Task details
Look through the data below. Pick out the lines holding the string "states".

Given data
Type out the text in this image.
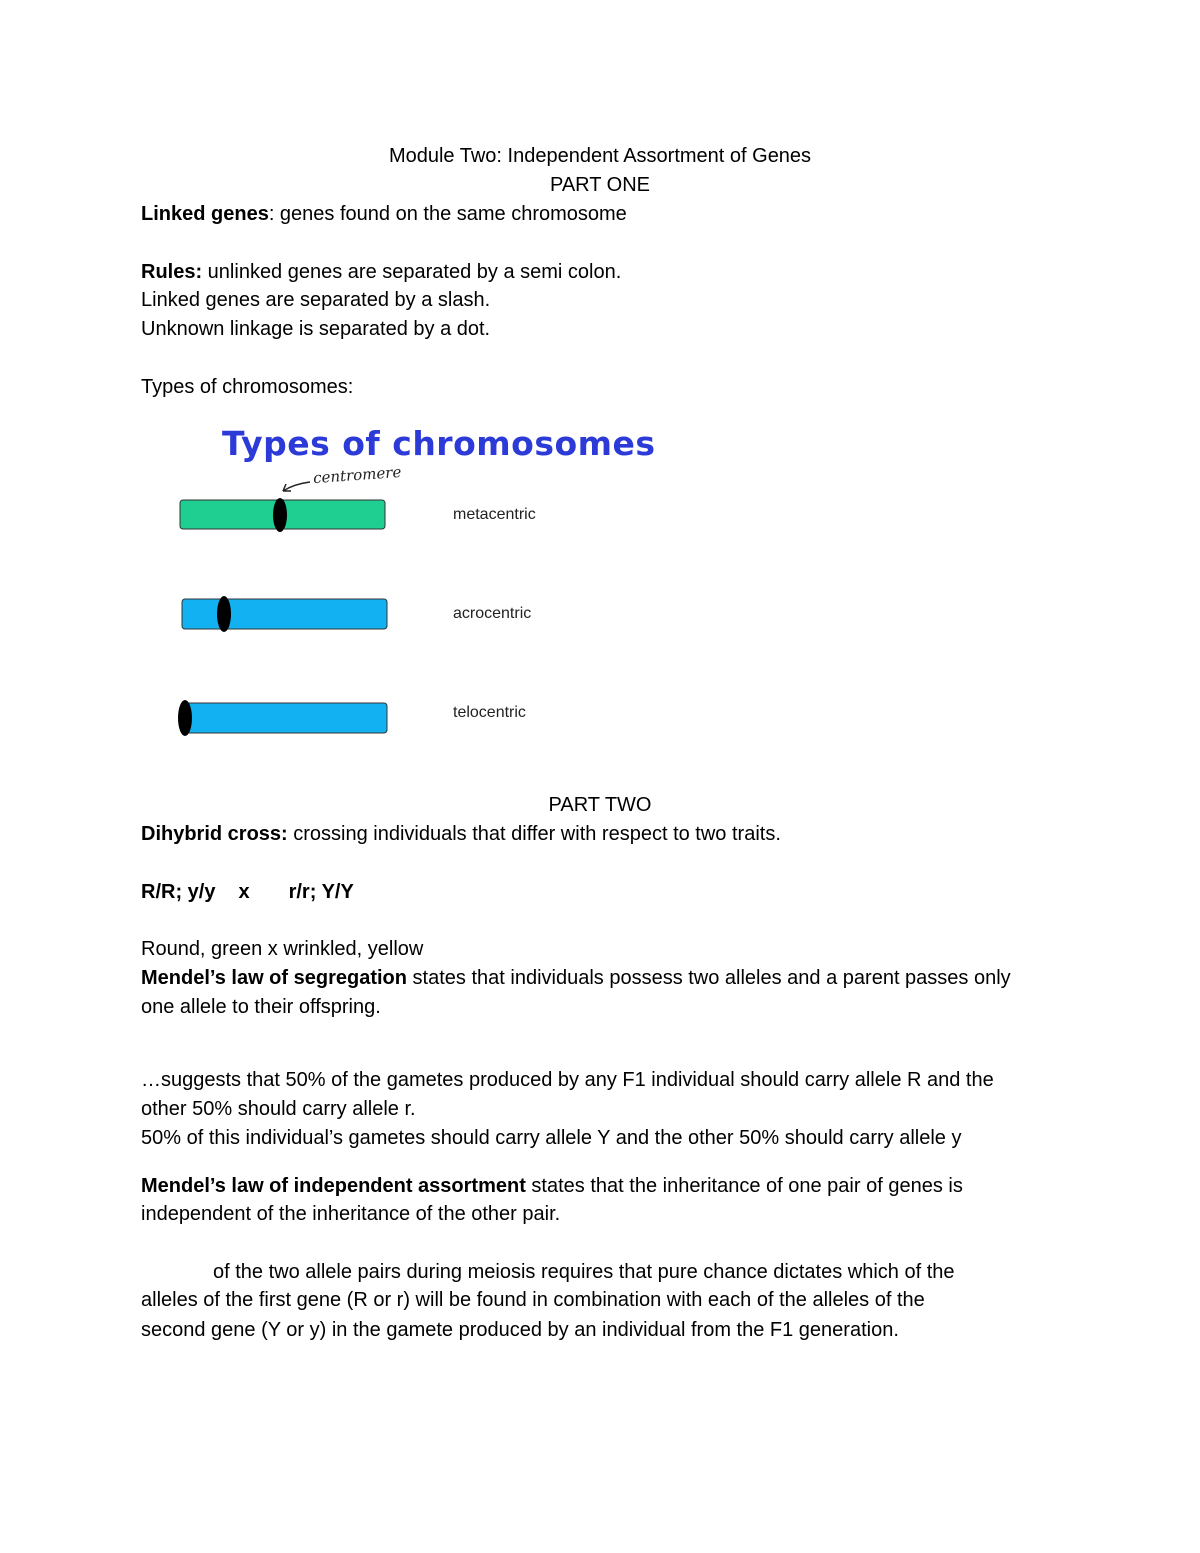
Module Two: Independent Assortment of Genes
PART ONE
Linked genes: genes found on the same chromosome
Rules: unlinked genes are separated by a semi colon.
Linked genes are separated by a slash.
Unknown linkage is separated by a dot.
Types of chromosomes:
Types of chromosomes
centromere
metacentric
acrocentric
telocentric
PART TWO
Dihybrid cross: crossing individuals that differ with respect to two traits.
R/R; y/y x r/r; Y/Y
Round, green x wrinkled, yellow
Mendel’s law of segregation states that individuals possess two alleles and a parent passes only
one allele to their offspring.
…suggests that 50% of the gametes produced by any F1 individual should carry allele R and the
other 50% should carry allele r.
50% of this individual’s gametes should carry allele Y and the other 50% should carry allele y
Mendel’s law of independent assortment states that the inheritance of one pair of genes is
independent of the inheritance of the other pair.
of the two allele pairs during meiosis requires that pure chance dictates which of the
alleles of the first gene (R or r) will be found in combination with each of the alleles of the
second gene (Y or y) in the gamete produced by an individual from the F1 generation.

Result for this exercise
Mendel’s law of segregation states that individuals possess two alleles and a parent passes only
Mendel’s law of independent assortment states that the inheritance of one pair of genes is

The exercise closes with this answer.